## Text shown
^^^^

Sutherland’s damning
critique, drawn up for Garret FitzGerald’s first government in 1981, was
withheld from his successor Connolly but if this was aimed at securing
an enthusiastic response it was only partially successful.
Connolly
questioned Plac’s core contention that section 58 of the Offences
against the Person Act 1861, could be challenged in the Supreme Court to
allow for abortion.
“The degree of certainty expressed by the
pro-life amendment campaign concerning the state of the existing law
seems strange when one considers that in the 121 years that have elapsed
since the enactment of that section not one sentence occurs in any
Irish reported case concerning its meaning.”
Foreseeing some of
the problems thrown up by the 1992 X case, he noted that, “whatever my
personal views be”, a rape victim could not be exempted from any
constitutional prohibition.
Nor, “in the current climate of what
it is sought to achieve”, could the amendment exempt abortion where the
mental health of a woman was at serious risk.
While offering a
proposed wording, Connolly said any declared right to life of the unborn
in the amendment should be “subject to the right to life of other
persons”.
This advice was commended in a confidential memo by
Martin Mansergh, then an adviser to Haughey. It noted a reported
perception in Irish Protestantism that “a Roman Catholic doctor will
always let the mother die in order to save the child, even when the
foetus was by no means viable”.
Mansergh continued: “The Attorney
General’s qualification ‘subject to the right to life of other persons’
is very important in dealing with this critical objection, even if one
admits that it may be largely mythology.”
Connolly was forced to
resign on August 16th after the arrest of Malcolm Macarthur in his home,
an episode which helped to bring “Gubu” (grotesque, unbelievable,
bizarre and unprecedented) to the Irish political lexicon.
His
successor, Murray, made revisions to the wording, presenting Haughey
with four options. Also, there were three other wordings which “the
Taoiseach also asks the Government to consider”, a September memo noted.
Murray,
who went on to become chief justice, was highly critical of the Labour
Party’s opposition to the amendment. He proposed contributing to “a
political brief” for Haughey refuting Labour’s “grossly misleading and
inaccurate” stance, unaware perhaps that some of its claims were taken
straight from Sutherland’s legal briefing.
International implications
There
was opposition to the amendment in the Department of Foreign Affairs,
which noted that the then minister Gerry Collins shared “the concern . .
. that the intended measure will have damaging effects on the image of
the State in Northern Ireland and in Britain”.
The Department of
Justice noted that the amendment would “be likely sooner or later to
come into conflict” with the European Convention on Human Rights.
Seán
O’Riordan, a principal officer in the Department of the Taoiseach,
warned – somewhat prophetically – that the amendment could backfire on
the “pro-life” campaign by challenging existing medical practice.
Briefing the new Fianna Fáil taoiseach in March 1982, he also drew
attention to Sutherland’s advice and noted: “I believe that this view
may well be shared by many legal experts, but the weight which one
attaches to it is of course ultimately a matter for political judgment”.
“It certainly is!” Haughey replied in a handwritten note in the margins.
Haughey
hastily published the wording before the November 1982 general
election, but was caught by surprise when FitzGerald gave it his
blessing.
On becoming taoiseach again, the Fine Gael leader changed his
mind, proposing an alternative wording, on Sutherland’s advice, in
February 1983 .
However, a group of Fine Gael and Labour TDs helped to vote it down, and the Fianna Fáil wording was put to the people.
It was approved in September 1983 by two-thirds of the 55 per cent of the electorate who voted.
It was, however, far from the last word on the issue.

^^^^

## Tasks to complete
- A) Condense the paragraph beginning "Murray, who went on to become chief justice" in the text on the abortion amendment, keeping its main facts.
- B) Answer these questions from the text on the abortion amendment:
(i) On what date was Connolly forced to resign?
(ii) Which department noted that the amendment would likely come into conflict with the European Convention on Human Rights?
(iii) What share of the voters approved the amendment in September 1983?
- C) Rewrite the stretch of the text on the abortion amendment from "However, a group" through "electorate who voted.", putting "defeat it" in place of "vote it down".

## Excerpts from a dataset
^^^^

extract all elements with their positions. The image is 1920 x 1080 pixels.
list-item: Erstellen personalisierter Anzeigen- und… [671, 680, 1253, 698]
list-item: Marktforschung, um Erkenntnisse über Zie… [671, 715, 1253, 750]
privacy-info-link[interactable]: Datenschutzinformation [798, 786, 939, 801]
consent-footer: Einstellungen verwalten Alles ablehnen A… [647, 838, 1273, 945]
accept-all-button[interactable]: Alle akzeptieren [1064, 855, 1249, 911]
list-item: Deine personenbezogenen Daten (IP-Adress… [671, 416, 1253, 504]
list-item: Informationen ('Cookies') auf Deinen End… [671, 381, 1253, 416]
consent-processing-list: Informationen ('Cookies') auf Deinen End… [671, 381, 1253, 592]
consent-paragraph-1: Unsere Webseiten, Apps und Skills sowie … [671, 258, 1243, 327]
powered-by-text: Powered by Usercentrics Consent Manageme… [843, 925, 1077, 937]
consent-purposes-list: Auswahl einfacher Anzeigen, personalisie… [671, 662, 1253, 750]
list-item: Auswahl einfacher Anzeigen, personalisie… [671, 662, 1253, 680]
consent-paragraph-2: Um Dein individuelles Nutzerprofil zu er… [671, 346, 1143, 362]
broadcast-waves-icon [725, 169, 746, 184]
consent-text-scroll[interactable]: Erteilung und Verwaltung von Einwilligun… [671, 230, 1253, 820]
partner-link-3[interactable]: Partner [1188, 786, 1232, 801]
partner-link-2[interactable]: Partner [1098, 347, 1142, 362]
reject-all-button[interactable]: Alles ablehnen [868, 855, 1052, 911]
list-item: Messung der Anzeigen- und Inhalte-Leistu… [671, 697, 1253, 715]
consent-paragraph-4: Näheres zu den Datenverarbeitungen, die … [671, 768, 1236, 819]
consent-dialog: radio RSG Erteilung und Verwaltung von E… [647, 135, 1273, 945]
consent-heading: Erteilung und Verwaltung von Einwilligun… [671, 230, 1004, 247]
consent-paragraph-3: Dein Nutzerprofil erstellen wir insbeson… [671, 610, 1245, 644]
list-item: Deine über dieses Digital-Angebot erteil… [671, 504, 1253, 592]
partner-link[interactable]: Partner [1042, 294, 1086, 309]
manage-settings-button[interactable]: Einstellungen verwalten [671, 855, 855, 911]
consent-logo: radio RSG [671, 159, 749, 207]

^^^^

## Solution set
- A) Murray, later chief justice, sharply criticized the Labour Party's opposition to the amendment. He offered to help draft "a political brief" for Haughey rebutting Labour's "grossly misleading and inaccurate" stance, perhaps unaware that some of Labour's claims came directly from Sutherland's legal briefing.

- B)
(i) August 16th
(ii) The Department of Justice
(iii) Two-thirds of the 55 per cent of the electorate who voted

- C)
However, a group of Fine Gael and Labour TDs helped to defeat it, and the Fianna Fáil wording was put to the people.
It was approved in September 1983 by two-thirds of the 55 per cent of the electorate who voted.